PROMPT: Check each line of the listing below for the string "this", and give only how many lines hold it.

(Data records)

========================================================================

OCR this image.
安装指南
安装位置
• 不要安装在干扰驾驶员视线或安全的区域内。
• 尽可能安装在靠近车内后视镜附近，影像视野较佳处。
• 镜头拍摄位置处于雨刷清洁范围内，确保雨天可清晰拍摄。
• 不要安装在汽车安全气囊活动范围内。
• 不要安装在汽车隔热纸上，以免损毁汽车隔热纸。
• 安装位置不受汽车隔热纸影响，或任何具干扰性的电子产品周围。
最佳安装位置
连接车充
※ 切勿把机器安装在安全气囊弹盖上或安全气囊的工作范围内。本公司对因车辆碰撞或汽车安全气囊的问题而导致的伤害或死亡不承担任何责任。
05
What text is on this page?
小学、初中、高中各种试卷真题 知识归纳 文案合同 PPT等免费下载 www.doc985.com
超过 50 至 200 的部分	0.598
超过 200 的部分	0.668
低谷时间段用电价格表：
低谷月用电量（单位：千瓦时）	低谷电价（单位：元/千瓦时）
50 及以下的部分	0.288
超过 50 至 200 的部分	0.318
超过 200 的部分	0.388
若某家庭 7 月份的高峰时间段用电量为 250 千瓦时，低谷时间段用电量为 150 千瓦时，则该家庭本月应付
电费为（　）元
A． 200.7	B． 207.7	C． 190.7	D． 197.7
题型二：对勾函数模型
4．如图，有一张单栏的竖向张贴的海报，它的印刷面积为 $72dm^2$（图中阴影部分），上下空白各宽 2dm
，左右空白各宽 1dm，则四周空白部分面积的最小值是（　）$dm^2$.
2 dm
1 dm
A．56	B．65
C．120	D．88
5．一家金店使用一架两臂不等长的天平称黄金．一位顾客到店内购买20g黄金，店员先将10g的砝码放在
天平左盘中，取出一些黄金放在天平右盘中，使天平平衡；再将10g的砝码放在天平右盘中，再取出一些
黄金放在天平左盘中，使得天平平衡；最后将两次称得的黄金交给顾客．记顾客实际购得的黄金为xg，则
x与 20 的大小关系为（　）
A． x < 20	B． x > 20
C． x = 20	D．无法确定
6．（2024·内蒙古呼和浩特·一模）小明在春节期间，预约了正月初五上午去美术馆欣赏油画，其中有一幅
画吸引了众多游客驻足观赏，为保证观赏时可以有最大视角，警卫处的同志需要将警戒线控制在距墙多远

========================================================================

FINISHED EXERCISE: 2